◆ Task to complete:
In the records below, find the line containing "Read the values" and the line containing "What data populates". Give again exactly those lines and every line between them, omitting the pictures.

◆ Entries shown:

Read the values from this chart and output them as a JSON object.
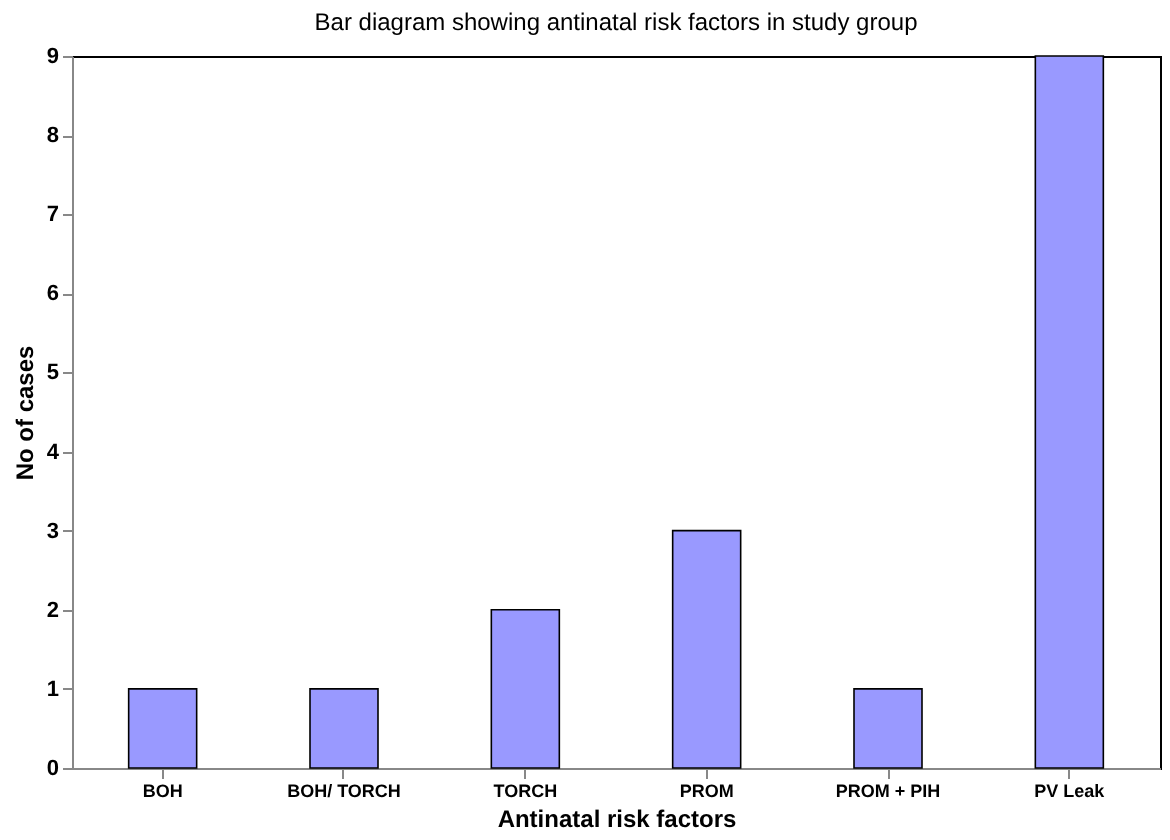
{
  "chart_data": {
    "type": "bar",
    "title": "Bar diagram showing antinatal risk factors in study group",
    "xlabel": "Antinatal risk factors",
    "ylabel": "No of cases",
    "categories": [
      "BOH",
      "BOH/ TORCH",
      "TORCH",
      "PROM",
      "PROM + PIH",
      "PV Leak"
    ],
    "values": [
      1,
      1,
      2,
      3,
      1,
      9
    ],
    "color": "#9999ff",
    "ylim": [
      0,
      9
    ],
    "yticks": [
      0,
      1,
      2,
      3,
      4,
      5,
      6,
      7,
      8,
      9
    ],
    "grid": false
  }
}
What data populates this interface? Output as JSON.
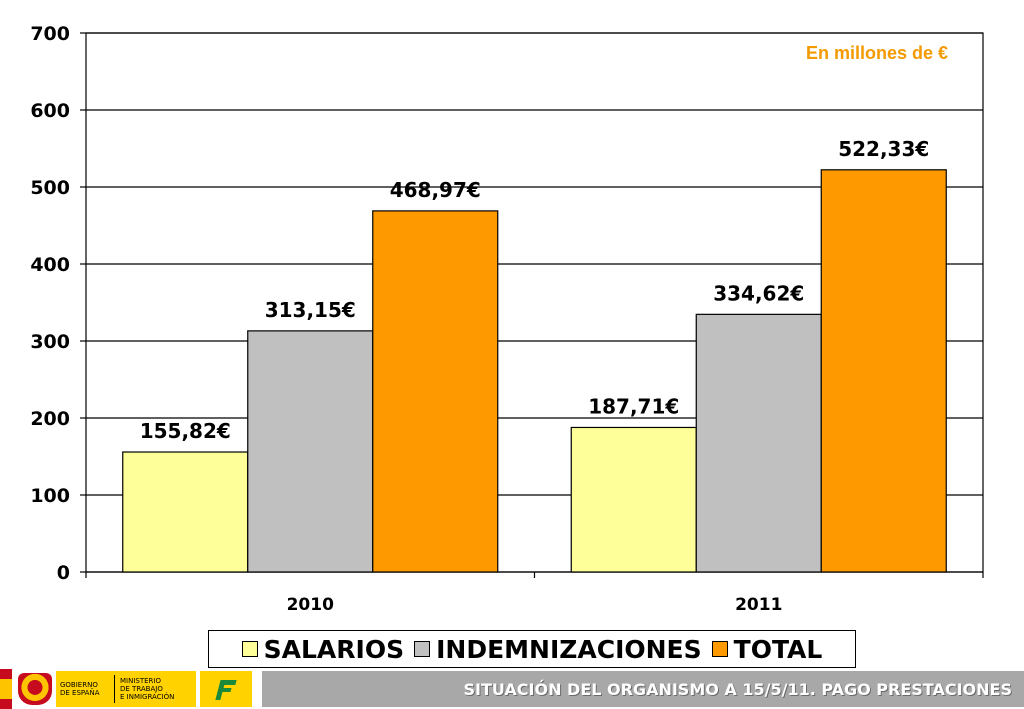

* * *

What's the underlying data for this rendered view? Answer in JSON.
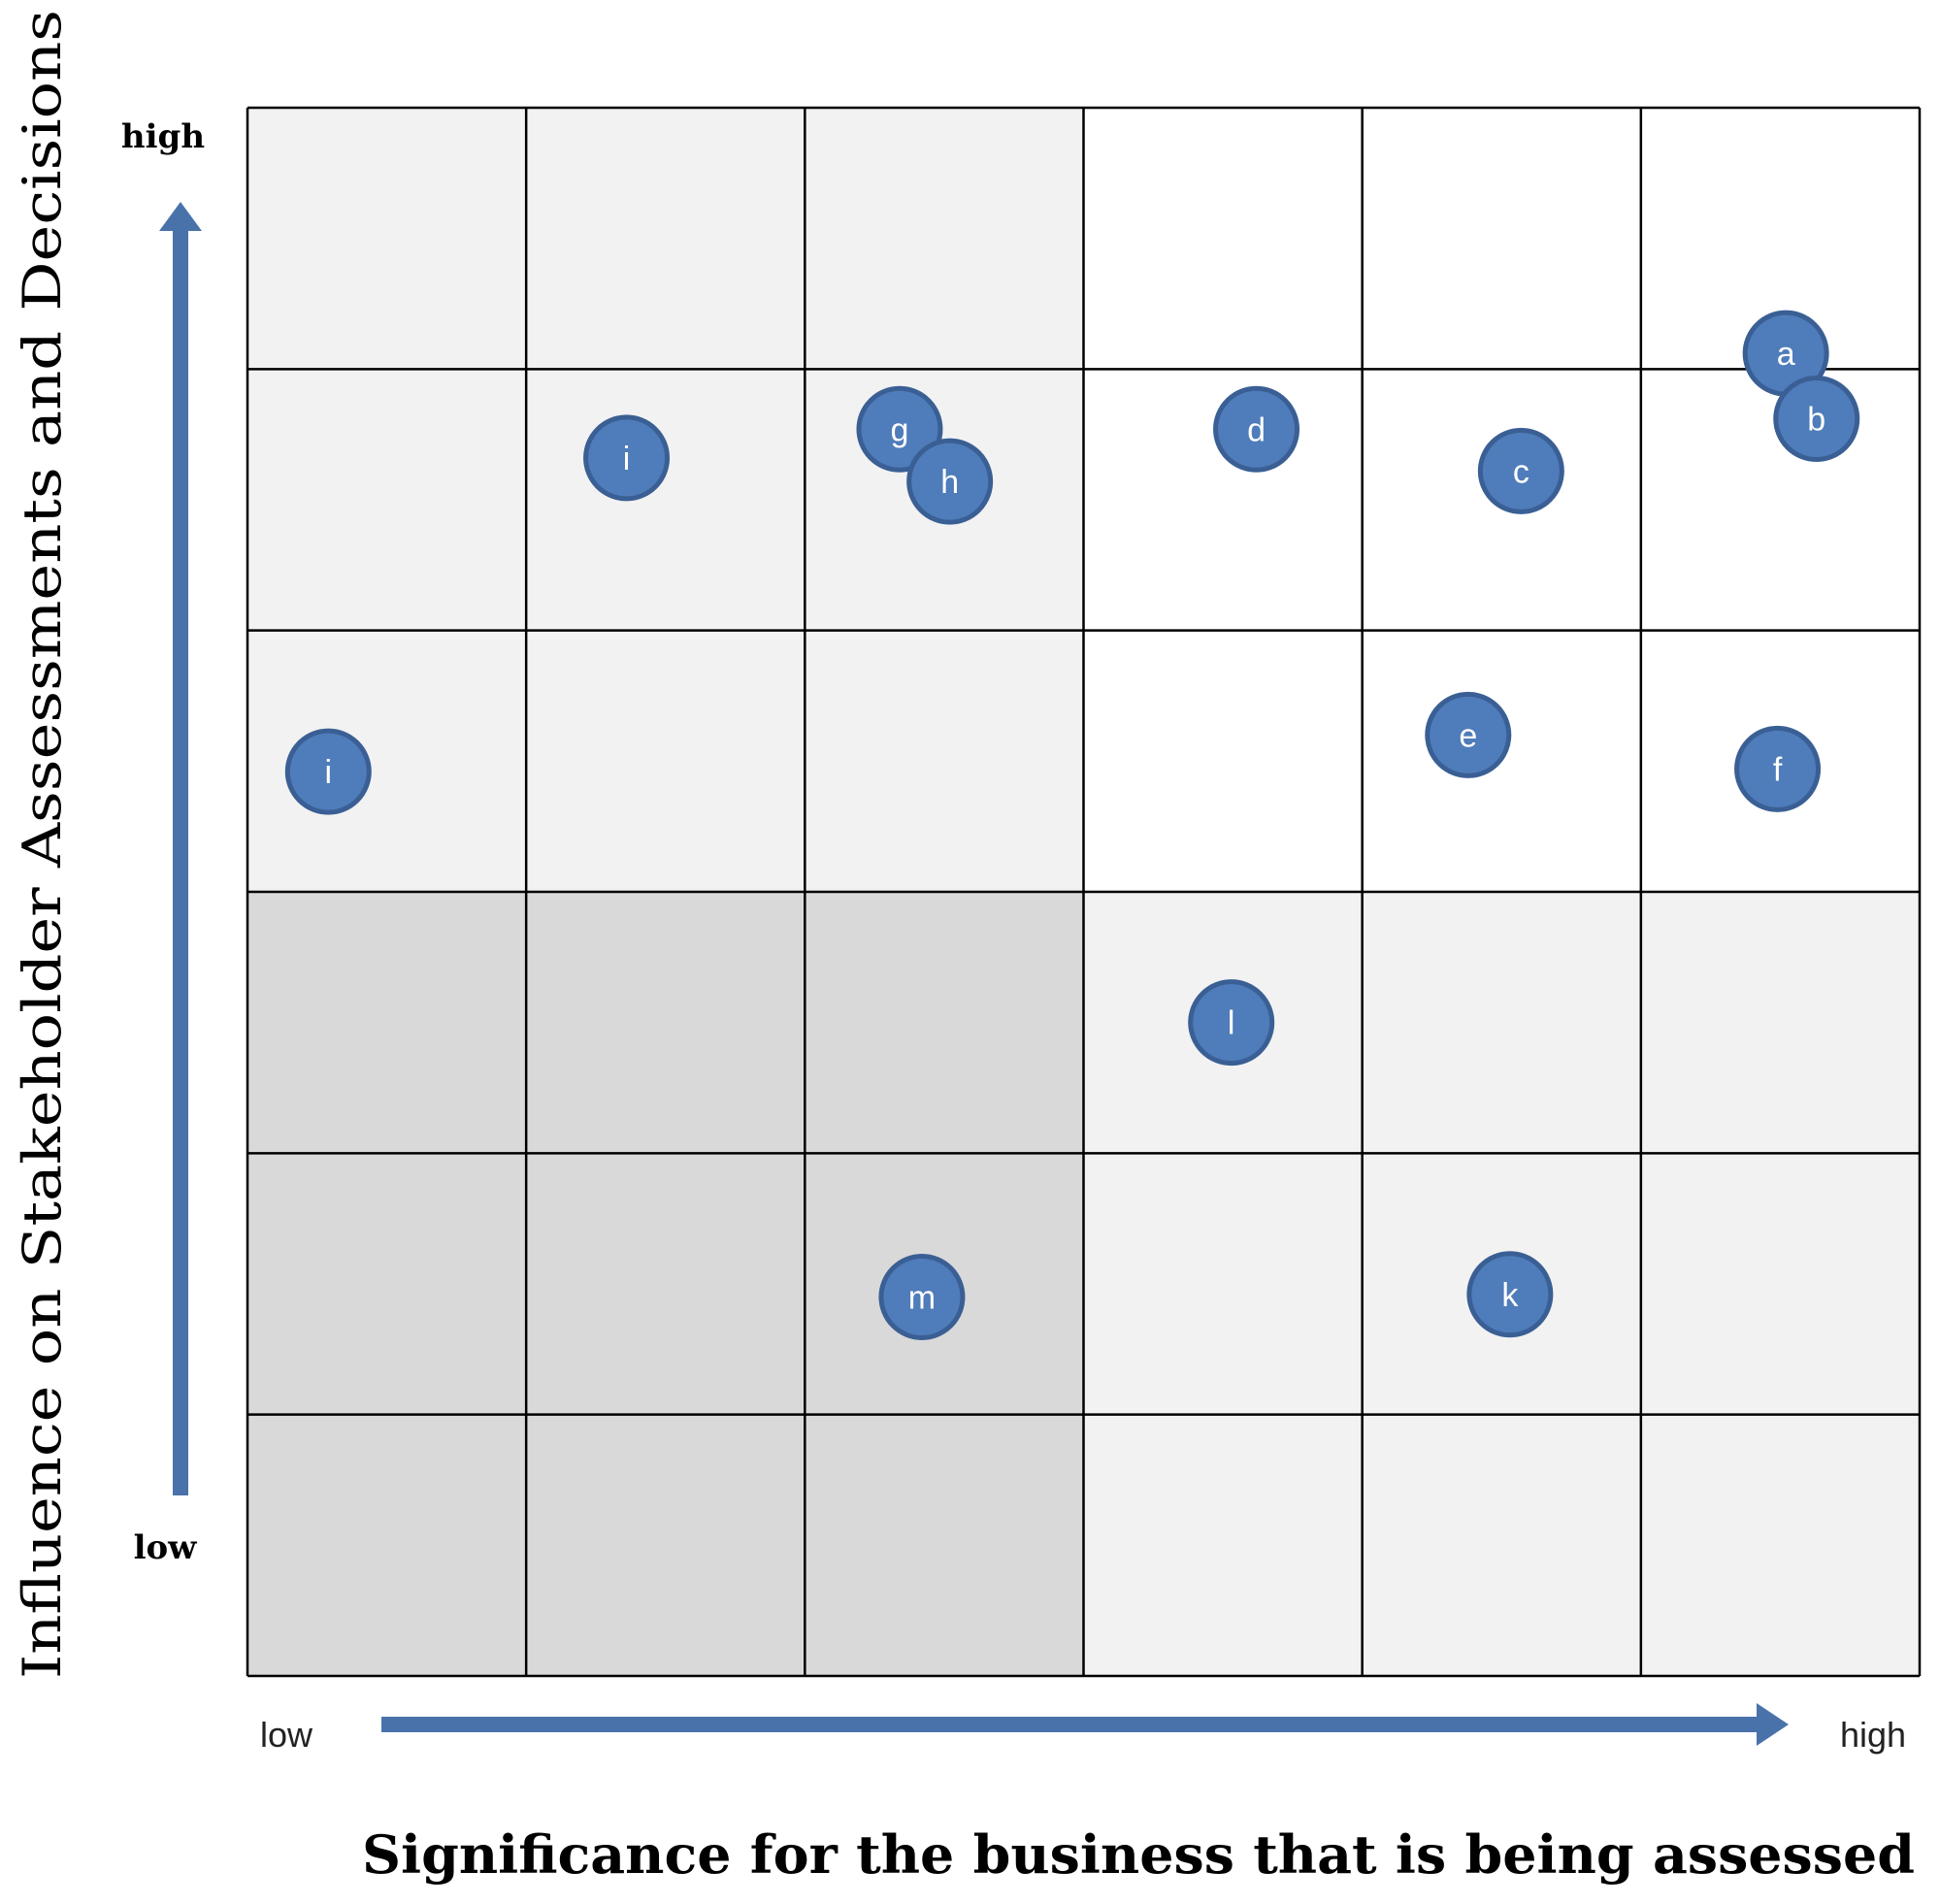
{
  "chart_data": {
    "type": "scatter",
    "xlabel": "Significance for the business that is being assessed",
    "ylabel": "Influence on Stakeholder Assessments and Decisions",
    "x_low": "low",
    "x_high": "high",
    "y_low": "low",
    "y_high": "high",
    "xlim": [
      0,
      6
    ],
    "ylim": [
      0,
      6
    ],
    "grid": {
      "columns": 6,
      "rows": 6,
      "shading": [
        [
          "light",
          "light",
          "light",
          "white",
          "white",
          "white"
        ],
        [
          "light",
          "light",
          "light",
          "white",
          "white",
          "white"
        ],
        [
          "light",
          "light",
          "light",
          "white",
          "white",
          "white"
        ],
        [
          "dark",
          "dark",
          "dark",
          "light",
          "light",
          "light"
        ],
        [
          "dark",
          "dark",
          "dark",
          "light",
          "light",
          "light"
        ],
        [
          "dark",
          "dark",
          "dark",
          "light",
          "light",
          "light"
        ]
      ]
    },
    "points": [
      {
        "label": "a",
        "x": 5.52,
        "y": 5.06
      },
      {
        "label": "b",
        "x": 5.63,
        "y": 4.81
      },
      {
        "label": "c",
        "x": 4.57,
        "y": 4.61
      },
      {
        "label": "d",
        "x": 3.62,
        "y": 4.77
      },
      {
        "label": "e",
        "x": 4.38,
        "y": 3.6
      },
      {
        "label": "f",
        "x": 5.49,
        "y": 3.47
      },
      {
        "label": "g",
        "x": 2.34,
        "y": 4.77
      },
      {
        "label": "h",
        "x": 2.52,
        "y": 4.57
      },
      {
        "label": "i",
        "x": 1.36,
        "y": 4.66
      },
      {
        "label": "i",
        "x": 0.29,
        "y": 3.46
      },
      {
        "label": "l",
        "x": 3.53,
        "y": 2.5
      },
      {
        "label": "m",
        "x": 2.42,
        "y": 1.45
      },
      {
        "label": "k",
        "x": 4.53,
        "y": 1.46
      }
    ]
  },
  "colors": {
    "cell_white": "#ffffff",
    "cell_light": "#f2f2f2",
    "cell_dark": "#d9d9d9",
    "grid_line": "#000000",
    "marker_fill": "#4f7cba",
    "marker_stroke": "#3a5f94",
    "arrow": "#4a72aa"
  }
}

◆ Output for this exercise:
Read the values from this chart and output them as a JSON object.
{
  "chart_data": {
    "type": "bar",
    "title": "Bar diagram showing antinatal risk factors in study group",
    "xlabel": "Antinatal risk factors",
    "ylabel": "No of cases",
    "categories": [
      "BOH",
      "BOH/ TORCH",
      "TORCH",
      "PROM",
      "PROM + PIH",
      "PV Leak"
    ],
    "values": [
      1,
      1,
      2,
      3,
      1,
      9
    ],
    "color": "#9999ff",
    "ylim": [
      0,
      9
    ],
    "yticks": [
      0,
      1,
      2,
      3,
      4,
      5,
      6,
      7,
      8,
      9
    ],
    "grid": false
  }
}
What data populates this interface? Output as JSON.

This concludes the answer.